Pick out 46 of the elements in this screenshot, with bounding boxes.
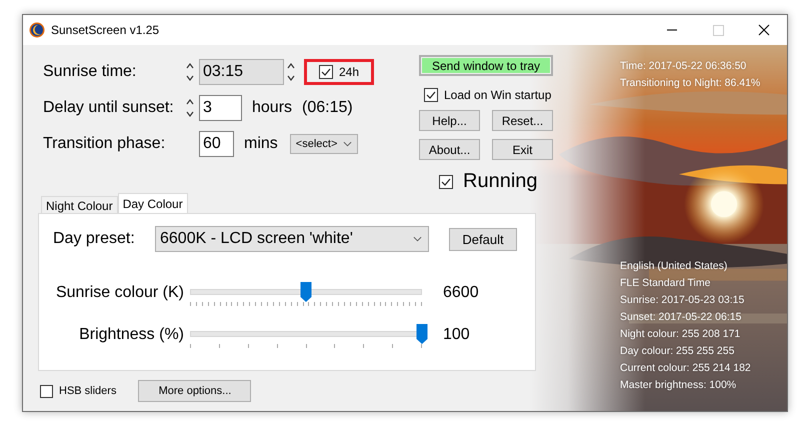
slider-thumb[interactable] xyxy=(300,282,312,302)
status-text: Transitioning to Night: 86.41% xyxy=(620,76,760,91)
moon-logo-icon xyxy=(29,22,45,38)
status-text: Sunset: 2017-05-22 06:15 xyxy=(620,310,742,325)
preset-select[interactable]: <select> xyxy=(290,134,358,154)
dialog-button[interactable]: Help... xyxy=(419,110,480,131)
value-field[interactable]: 3 xyxy=(199,95,242,121)
window-title: SunsetScreen v1.25 xyxy=(51,23,160,37)
status-text: Master brightness: 100% xyxy=(620,378,738,393)
tab[interactable]: Night Colour xyxy=(41,196,118,214)
caret-icon xyxy=(413,236,422,242)
slider-label: Sunrise colour (K) xyxy=(54,284,184,302)
value-field[interactable]: 60 xyxy=(199,131,234,157)
more-options-button[interactable]: More options... xyxy=(138,380,252,402)
status-text: Current colour: 255 214 182 xyxy=(620,361,751,376)
check-icon xyxy=(320,66,332,78)
status-text: Night colour: 255 208 171 xyxy=(620,327,742,342)
send-to-tray-button[interactable]: Send window to tray xyxy=(419,55,553,76)
running-checkbox[interactable]: Running xyxy=(439,170,553,193)
slider-thumb[interactable] xyxy=(416,324,428,344)
default-button[interactable]: Default xyxy=(449,228,517,250)
unit-label: mins xyxy=(244,135,278,153)
status-text: English (United States) xyxy=(620,259,728,274)
preset-label: Day preset: xyxy=(53,230,136,248)
unit-label: hours xyxy=(252,99,292,117)
status-text: Time: 2017-05-22 06:36:50 xyxy=(620,59,748,74)
tab[interactable]: Day Colour xyxy=(118,193,188,214)
status-text: Sunrise: 2017-05-23 03:15 xyxy=(620,293,746,308)
status-text: FLE Standard Time xyxy=(620,276,712,291)
setting-label: Sunrise time: xyxy=(43,63,138,81)
preset-dropdown[interactable]: 6600K - LCD screen 'white' xyxy=(155,226,429,252)
status-text: Day colour: 255 255 255 xyxy=(620,344,736,359)
caret-icon xyxy=(343,141,352,147)
dialog-button[interactable]: Exit xyxy=(492,139,553,160)
slider-label: Brightness (%) xyxy=(78,326,184,344)
dialog-button[interactable]: Reset... xyxy=(492,110,553,131)
setting-label: Delay until sunset: xyxy=(43,99,175,117)
clock-24h-checkbox[interactable]: 24h xyxy=(304,59,374,85)
sunset-time-text: (06:15) xyxy=(302,99,353,117)
setting-label: Transition phase: xyxy=(43,135,166,153)
dialog-button[interactable]: About... xyxy=(419,139,480,160)
slider-value: 6600 xyxy=(443,284,479,302)
load-on-startup-checkbox[interactable]: Load on Win startup xyxy=(424,88,553,102)
slider-value: 100 xyxy=(443,326,470,344)
hsb-sliders-checkbox[interactable]: HSB sliders xyxy=(40,384,116,398)
check-icon xyxy=(425,89,437,101)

....

[Task objective]
Rewrite every line of the listing above as a numbered list, skipping blank lines and leaving the picture out.

[Response below]
1. Pick out 46 of the elements in this screenshot, with bounding boxes.
2. slider-thumb[interactable] xyxy=(300,282,312,302)
3. status-text: Transitioning to Night: 86.41% xyxy=(620,76,760,91)
4. moon-logo-icon xyxy=(29,22,45,38)
5. status-text: Sunset: 2017-05-22 06:15 xyxy=(620,310,742,325)
6. preset-select[interactable]: <select> xyxy=(290,134,358,154)
7. dialog-button[interactable]: Help... xyxy=(419,110,480,131)
8. value-field[interactable]: 3 xyxy=(199,95,242,121)
9. window-title: SunsetScreen v1.25 xyxy=(51,23,160,37)
10. status-text: Master brightness: 100% xyxy=(620,378,738,393)
11. tab[interactable]: Night Colour xyxy=(41,196,118,214)
12. caret-icon xyxy=(413,236,422,242)
13. slider-label: Sunrise colour (K) xyxy=(54,284,184,302)
14. value-field[interactable]: 60 xyxy=(199,131,234,157)
15. more-options-button[interactable]: More options... xyxy=(138,380,252,402)
16. status-text: Current colour: 255 214 182 xyxy=(620,361,751,376)
17. check-icon xyxy=(320,66,332,78)
18. status-text: Night colour: 255 208 171 xyxy=(620,327,742,342)
19. send-to-tray-button[interactable]: Send window to tray xyxy=(419,55,553,76)
20. running-checkbox[interactable]: Running xyxy=(439,170,553,193)
21. slider-thumb[interactable] xyxy=(416,324,428,344)
22. default-button[interactable]: Default xyxy=(449,228,517,250)
23. unit-label: mins xyxy=(244,135,278,153)
24. status-text: English (United States) xyxy=(620,259,728,274)
25. preset-label: Day preset: xyxy=(53,230,136,248)
26. unit-label: hours xyxy=(252,99,292,117)
27. status-text: Time: 2017-05-22 06:36:50 xyxy=(620,59,748,74)
28. tab[interactable]: Day Colour xyxy=(118,193,188,214)
29. status-text: Sunrise: 2017-05-23 03:15 xyxy=(620,293,746,308)
30. status-text: FLE Standard Time xyxy=(620,276,712,291)
31. setting-label: Sunrise time: xyxy=(43,63,138,81)
32. preset-dropdown[interactable]: 6600K - LCD screen 'white' xyxy=(155,226,429,252)
33. status-text: Day colour: 255 255 255 xyxy=(620,344,736,359)
34. caret-icon xyxy=(343,141,352,147)
35. dialog-button[interactable]: Exit xyxy=(492,139,553,160)
36. slider-label: Brightness (%) xyxy=(78,326,184,344)
37. dialog-button[interactable]: Reset... xyxy=(492,110,553,131)
38. setting-label: Delay until sunset: xyxy=(43,99,175,117)
39. clock-24h-checkbox[interactable]: 24h xyxy=(304,59,374,85)
40. sunset-time-text: (06:15) xyxy=(302,99,353,117)
41. setting-label: Transition phase: xyxy=(43,135,166,153)
42. dialog-button[interactable]: About... xyxy=(419,139,480,160)
43. slider-value: 6600 xyxy=(443,284,479,302)
44. load-on-startup-checkbox[interactable]: Load on Win startup xyxy=(424,88,553,102)
45. slider-value: 100 xyxy=(443,326,470,344)
46. hsb-sliders-checkbox[interactable]: HSB sliders xyxy=(40,384,116,398)
47. check-icon xyxy=(425,89,437,101)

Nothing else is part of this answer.